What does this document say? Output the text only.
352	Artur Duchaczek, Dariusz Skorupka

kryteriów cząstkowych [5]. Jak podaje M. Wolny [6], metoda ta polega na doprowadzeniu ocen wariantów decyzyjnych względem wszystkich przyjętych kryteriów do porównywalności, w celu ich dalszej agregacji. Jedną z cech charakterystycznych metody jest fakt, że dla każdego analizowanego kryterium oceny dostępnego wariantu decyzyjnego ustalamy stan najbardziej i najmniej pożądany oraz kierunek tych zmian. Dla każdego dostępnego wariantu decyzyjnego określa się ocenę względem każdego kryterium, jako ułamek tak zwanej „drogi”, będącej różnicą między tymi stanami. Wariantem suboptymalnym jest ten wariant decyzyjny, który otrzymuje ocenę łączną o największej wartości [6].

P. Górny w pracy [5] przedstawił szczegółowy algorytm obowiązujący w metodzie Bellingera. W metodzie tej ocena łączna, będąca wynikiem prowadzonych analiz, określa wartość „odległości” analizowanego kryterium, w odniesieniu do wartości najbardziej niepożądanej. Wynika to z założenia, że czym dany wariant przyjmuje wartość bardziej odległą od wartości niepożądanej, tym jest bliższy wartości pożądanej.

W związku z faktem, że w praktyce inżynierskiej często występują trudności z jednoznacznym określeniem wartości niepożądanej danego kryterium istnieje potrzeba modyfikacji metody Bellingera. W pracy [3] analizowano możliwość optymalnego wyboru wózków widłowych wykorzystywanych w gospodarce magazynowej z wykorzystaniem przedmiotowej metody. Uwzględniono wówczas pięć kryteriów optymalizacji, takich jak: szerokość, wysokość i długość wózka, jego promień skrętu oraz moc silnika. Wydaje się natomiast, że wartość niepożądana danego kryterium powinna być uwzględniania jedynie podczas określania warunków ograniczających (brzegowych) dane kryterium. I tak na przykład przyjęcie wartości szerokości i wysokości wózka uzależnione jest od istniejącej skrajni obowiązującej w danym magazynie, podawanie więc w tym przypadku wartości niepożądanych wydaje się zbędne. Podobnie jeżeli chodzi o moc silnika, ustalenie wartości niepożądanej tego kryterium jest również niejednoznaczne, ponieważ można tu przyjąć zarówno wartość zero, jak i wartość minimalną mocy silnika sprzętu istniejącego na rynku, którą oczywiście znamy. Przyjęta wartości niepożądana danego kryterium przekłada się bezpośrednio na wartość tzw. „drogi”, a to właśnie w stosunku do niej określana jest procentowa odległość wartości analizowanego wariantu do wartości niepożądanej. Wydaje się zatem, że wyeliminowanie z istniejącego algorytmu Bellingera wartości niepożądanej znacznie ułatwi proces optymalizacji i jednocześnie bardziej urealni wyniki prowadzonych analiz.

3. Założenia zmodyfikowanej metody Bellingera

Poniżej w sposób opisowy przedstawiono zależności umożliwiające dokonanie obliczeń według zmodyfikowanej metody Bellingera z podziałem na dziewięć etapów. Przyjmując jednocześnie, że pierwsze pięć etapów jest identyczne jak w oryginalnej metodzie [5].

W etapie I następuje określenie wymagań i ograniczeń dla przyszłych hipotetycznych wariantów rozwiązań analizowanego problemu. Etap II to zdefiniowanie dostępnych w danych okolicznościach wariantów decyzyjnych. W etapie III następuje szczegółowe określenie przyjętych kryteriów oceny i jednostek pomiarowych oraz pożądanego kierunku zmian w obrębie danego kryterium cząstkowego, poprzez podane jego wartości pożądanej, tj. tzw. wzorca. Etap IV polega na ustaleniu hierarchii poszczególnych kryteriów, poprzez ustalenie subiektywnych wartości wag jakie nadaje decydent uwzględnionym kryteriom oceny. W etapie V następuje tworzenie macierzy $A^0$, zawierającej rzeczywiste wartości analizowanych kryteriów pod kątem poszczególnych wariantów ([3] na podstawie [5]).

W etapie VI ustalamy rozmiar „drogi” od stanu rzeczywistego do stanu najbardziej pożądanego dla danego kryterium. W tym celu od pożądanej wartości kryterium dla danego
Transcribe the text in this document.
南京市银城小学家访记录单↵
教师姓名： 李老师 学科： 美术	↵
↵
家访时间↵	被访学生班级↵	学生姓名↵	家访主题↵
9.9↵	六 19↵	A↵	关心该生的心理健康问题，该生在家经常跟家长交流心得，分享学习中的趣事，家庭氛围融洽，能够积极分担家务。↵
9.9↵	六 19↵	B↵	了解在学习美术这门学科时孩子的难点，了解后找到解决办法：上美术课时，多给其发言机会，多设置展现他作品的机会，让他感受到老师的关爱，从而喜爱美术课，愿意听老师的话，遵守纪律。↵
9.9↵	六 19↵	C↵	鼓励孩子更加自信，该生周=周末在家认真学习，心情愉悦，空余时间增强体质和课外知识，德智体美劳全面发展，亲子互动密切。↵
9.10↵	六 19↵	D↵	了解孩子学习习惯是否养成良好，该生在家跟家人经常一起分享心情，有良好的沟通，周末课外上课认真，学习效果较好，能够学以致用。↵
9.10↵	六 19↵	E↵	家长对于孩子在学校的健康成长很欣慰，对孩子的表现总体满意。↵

┄┄┄┄┄┄┄┄┄┄┄┄┄┄┄┄┄┄┄┄

• **JOB**: Repeat exactly, and only, the lines of the records above, starting with the line that contains "Transcribe the text in this document." and ending with the final line, both included.

• **WRITTEN REPLY**:
Transcribe the text in this document.
南京市银城小学家访记录单↵
教师姓名： 李老师 学科： 美术	↵
↵
家访时间↵	被访学生班级↵	学生姓名↵	家访主题↵
9.9↵	六 19↵	A↵	关心该生的心理健康问题，该生在家经常跟家长交流心得，分享学习中的趣事，家庭氛围融洽，能够积极分担家务。↵
9.9↵	六 19↵	B↵	了解在学习美术这门学科时孩子的难点，了解后找到解决办法：上美术课时，多给其发言机会，多设置展现他作品的机会，让他感受到老师的关爱，从而喜爱美术课，愿意听老师的话，遵守纪律。↵
9.9↵	六 19↵	C↵	鼓励孩子更加自信，该生周=周末在家认真学习，心情愉悦，空余时间增强体质和课外知识，德智体美劳全面发展，亲子互动密切。↵
9.10↵	六 19↵	D↵	了解孩子学习习惯是否养成良好，该生在家跟家人经常一起分享心情，有良好的沟通，周末课外上课认真，学习效果较好，能够学以致用。↵
9.10↵	六 19↵	E↵	家长对于孩子在学校的健康成长很欣慰，对孩子的表现总体满意。↵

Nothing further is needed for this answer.